» EXERCISE DESCRIPTION
Extract each line where the string "соответствии" shows up.

___ GIVEN DATA ___

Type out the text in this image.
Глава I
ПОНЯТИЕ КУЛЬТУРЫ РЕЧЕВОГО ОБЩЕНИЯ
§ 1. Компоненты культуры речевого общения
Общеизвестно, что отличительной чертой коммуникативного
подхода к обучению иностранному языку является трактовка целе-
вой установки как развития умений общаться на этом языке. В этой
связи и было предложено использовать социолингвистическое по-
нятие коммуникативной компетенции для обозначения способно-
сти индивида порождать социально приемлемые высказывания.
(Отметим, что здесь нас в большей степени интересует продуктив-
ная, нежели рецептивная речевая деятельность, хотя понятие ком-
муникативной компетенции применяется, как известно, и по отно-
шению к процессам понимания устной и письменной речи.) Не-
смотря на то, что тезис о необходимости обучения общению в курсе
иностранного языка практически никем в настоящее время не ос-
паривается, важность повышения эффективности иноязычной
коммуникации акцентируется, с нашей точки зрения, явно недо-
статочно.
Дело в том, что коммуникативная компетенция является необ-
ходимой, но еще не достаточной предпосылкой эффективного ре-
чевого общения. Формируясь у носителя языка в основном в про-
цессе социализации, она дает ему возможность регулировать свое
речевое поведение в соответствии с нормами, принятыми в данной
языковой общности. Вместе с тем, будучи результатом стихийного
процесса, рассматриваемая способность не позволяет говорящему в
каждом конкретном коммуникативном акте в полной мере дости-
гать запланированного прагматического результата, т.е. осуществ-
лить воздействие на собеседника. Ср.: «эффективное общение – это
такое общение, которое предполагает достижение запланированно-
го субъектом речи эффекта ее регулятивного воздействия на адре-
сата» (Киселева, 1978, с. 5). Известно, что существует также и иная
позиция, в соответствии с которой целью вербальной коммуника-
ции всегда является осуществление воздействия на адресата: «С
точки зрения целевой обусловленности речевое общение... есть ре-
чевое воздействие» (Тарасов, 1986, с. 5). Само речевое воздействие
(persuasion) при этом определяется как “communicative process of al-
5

___

» SOLUTION TO THIS PROBLEM
речевое поведение в соответствии с нормами, принятыми в данной
позиция, в соответствии с которой целью вербальной коммуника-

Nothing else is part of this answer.